Dataset records
....
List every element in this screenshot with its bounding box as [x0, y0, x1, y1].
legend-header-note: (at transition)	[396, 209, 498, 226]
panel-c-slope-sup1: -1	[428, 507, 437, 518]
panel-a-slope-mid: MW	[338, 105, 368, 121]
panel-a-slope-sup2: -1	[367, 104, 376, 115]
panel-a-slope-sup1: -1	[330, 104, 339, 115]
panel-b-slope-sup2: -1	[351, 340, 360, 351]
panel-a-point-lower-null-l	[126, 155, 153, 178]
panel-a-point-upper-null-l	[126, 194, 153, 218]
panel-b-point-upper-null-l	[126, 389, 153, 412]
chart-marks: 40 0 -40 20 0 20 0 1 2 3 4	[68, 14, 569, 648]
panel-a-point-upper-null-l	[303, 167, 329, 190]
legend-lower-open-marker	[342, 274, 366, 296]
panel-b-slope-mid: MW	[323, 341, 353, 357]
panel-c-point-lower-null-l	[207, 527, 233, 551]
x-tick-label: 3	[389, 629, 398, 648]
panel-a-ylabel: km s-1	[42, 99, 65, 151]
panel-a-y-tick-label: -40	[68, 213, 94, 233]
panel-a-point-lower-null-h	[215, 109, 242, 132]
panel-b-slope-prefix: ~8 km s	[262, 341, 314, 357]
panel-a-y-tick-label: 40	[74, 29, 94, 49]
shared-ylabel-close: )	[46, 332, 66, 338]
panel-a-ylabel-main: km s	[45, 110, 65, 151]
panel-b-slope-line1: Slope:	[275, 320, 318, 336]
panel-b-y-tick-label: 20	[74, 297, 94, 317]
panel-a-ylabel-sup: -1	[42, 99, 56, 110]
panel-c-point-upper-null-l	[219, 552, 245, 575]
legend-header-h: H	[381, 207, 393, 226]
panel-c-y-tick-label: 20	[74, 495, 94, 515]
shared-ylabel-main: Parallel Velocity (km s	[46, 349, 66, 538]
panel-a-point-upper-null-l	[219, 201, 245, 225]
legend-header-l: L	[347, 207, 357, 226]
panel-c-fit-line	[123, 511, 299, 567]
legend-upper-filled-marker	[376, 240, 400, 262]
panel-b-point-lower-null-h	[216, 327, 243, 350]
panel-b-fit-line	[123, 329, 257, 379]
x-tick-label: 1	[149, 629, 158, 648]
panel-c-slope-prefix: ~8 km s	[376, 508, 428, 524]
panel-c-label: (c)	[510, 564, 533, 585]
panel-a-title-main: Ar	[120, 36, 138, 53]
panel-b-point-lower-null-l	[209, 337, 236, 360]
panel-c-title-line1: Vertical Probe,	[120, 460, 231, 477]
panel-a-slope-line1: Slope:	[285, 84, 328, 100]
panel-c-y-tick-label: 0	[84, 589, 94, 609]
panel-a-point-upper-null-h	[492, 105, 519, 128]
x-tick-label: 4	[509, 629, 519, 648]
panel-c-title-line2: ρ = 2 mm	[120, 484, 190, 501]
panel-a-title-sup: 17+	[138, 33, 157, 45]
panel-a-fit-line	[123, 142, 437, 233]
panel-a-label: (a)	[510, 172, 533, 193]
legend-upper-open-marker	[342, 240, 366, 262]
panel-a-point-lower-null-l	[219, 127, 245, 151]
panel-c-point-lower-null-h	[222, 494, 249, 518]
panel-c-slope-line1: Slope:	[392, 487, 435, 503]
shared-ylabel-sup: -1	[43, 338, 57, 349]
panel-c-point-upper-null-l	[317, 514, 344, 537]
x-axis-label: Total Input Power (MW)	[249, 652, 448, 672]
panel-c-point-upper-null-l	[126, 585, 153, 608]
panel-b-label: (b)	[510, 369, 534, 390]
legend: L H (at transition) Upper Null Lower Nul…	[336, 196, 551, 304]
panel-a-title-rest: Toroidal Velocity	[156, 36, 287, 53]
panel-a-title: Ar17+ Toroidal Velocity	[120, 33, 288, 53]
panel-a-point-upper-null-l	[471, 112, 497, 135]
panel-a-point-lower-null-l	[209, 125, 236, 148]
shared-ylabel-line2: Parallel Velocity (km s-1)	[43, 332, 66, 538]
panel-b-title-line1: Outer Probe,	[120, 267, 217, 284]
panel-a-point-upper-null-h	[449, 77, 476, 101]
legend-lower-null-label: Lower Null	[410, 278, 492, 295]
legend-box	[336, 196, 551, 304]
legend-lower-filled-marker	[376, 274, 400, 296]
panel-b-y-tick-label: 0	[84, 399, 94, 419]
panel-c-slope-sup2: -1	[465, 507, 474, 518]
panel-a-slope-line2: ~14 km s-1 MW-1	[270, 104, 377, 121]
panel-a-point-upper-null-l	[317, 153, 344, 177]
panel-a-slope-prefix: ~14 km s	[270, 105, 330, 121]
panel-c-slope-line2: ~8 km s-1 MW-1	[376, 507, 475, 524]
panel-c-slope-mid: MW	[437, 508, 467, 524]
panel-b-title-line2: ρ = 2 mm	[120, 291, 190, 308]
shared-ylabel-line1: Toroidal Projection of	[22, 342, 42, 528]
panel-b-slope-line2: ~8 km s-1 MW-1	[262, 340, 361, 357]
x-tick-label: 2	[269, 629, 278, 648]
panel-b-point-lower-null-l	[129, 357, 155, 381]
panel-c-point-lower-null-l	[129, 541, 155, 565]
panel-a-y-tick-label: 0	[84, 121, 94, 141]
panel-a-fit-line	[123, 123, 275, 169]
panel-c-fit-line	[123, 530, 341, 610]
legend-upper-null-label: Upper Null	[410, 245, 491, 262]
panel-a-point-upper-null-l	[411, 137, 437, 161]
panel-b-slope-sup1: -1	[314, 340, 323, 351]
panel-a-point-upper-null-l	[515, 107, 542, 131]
....
**Prompt:** Edit the lines above so that "Parallel Velocity" becomes "Perpendicular Velocity", leaving every other character untouched, and output all of them.

**Solution for this task:**
List every element in this screenshot with its bounding box as [x0, y0, x1, y1].
legend-header-note: (at transition)	[396, 209, 498, 226]
panel-c-slope-sup1: -1	[428, 507, 437, 518]
panel-a-slope-mid: MW	[338, 105, 368, 121]
panel-a-slope-sup2: -1	[367, 104, 376, 115]
panel-a-slope-sup1: -1	[330, 104, 339, 115]
panel-b-slope-sup2: -1	[351, 340, 360, 351]
panel-a-point-lower-null-l	[126, 155, 153, 178]
panel-a-point-upper-null-l	[126, 194, 153, 218]
panel-b-point-upper-null-l	[126, 389, 153, 412]
chart-marks: 40 0 -40 20 0 20 0 1 2 3 4	[68, 14, 569, 648]
panel-a-point-upper-null-l	[303, 167, 329, 190]
legend-lower-open-marker	[342, 274, 366, 296]
panel-b-slope-mid: MW	[323, 341, 353, 357]
panel-c-point-lower-null-l	[207, 527, 233, 551]
x-tick-label: 3	[389, 629, 398, 648]
panel-a-ylabel: km s-1	[42, 99, 65, 151]
panel-a-y-tick-label: -40	[68, 213, 94, 233]
panel-a-point-lower-null-h	[215, 109, 242, 132]
panel-b-slope-prefix: ~8 km s	[262, 341, 314, 357]
panel-a-y-tick-label: 40	[74, 29, 94, 49]
shared-ylabel-close: )	[46, 332, 66, 338]
panel-a-ylabel-main: km s	[45, 110, 65, 151]
panel-b-slope-line1: Slope:	[275, 320, 318, 336]
panel-b-y-tick-label: 20	[74, 297, 94, 317]
panel-a-ylabel-sup: -1	[42, 99, 56, 110]
panel-c-point-upper-null-l	[219, 552, 245, 575]
legend-header-h: H	[381, 207, 393, 226]
panel-c-y-tick-label: 20	[74, 495, 94, 515]
shared-ylabel-main: Perpendicular Velocity (km s	[46, 349, 66, 538]
panel-a-point-upper-null-l	[219, 201, 245, 225]
legend-header-l: L	[347, 207, 357, 226]
panel-c-fit-line	[123, 511, 299, 567]
legend-upper-filled-marker	[376, 240, 400, 262]
panel-b-point-lower-null-h	[216, 327, 243, 350]
panel-b-fit-line	[123, 329, 257, 379]
x-tick-label: 1	[149, 629, 158, 648]
panel-c-slope-prefix: ~8 km s	[376, 508, 428, 524]
panel-c-label: (c)	[510, 564, 533, 585]
panel-a-title-main: Ar	[120, 36, 138, 53]
panel-b-point-lower-null-l	[209, 337, 236, 360]
panel-c-title-line1: Vertical Probe,	[120, 460, 231, 477]
panel-a-slope-line1: Slope:	[285, 84, 328, 100]
panel-c-y-tick-label: 0	[84, 589, 94, 609]
panel-a-point-upper-null-h	[492, 105, 519, 128]
x-tick-label: 4	[509, 629, 519, 648]
panel-c-title-line2: ρ = 2 mm	[120, 484, 190, 501]
panel-a-title-sup: 17+	[138, 33, 157, 45]
panel-a-fit-line	[123, 142, 437, 233]
panel-a-label: (a)	[510, 172, 533, 193]
legend-upper-open-marker	[342, 240, 366, 262]
panel-a-point-lower-null-l	[219, 127, 245, 151]
panel-c-point-lower-null-h	[222, 494, 249, 518]
panel-c-slope-line1: Slope:	[392, 487, 435, 503]
shared-ylabel-sup: -1	[43, 338, 57, 349]
panel-c-point-upper-null-l	[317, 514, 344, 537]
x-axis-label: Total Input Power (MW)	[249, 652, 448, 672]
panel-c-point-upper-null-l	[126, 585, 153, 608]
panel-b-label: (b)	[510, 369, 534, 390]
legend: L H (at transition) Upper Null Lower Nul…	[336, 196, 551, 304]
panel-a-title-rest: Toroidal Velocity	[156, 36, 287, 53]
panel-a-title: Ar17+ Toroidal Velocity	[120, 33, 288, 53]
panel-a-point-upper-null-l	[471, 112, 497, 135]
panel-a-point-lower-null-l	[209, 125, 236, 148]
shared-ylabel-line2: Perpendicular Velocity (km s-1)	[43, 332, 66, 538]
panel-b-title-line1: Outer Probe,	[120, 267, 217, 284]
panel-a-point-upper-null-h	[449, 77, 476, 101]
legend-lower-null-label: Lower Null	[410, 278, 492, 295]
legend-box	[336, 196, 551, 304]
legend-lower-filled-marker	[376, 274, 400, 296]
panel-b-y-tick-label: 0	[84, 399, 94, 419]
panel-c-slope-sup2: -1	[465, 507, 474, 518]
panel-a-slope-line2: ~14 km s-1 MW-1	[270, 104, 377, 121]
panel-a-point-upper-null-l	[317, 153, 344, 177]
panel-a-slope-prefix: ~14 km s	[270, 105, 330, 121]
panel-c-slope-line2: ~8 km s-1 MW-1	[376, 507, 475, 524]
panel-c-slope-mid: MW	[437, 508, 467, 524]
panel-b-title-line2: ρ = 2 mm	[120, 291, 190, 308]
shared-ylabel-line1: Toroidal Projection of	[22, 342, 42, 528]
panel-b-slope-line2: ~8 km s-1 MW-1	[262, 340, 361, 357]
x-tick-label: 2	[269, 629, 278, 648]
panel-b-point-lower-null-l	[129, 357, 155, 381]
panel-c-point-lower-null-l	[129, 541, 155, 565]
panel-a-y-tick-label: 0	[84, 121, 94, 141]
panel-a-fit-line	[123, 123, 275, 169]
panel-c-fit-line	[123, 530, 341, 610]
legend-upper-null-label: Upper Null	[410, 245, 491, 262]
panel-a-point-upper-null-l	[411, 137, 437, 161]
panel-b-slope-sup1: -1	[314, 340, 323, 351]
panel-a-point-upper-null-l	[515, 107, 542, 131]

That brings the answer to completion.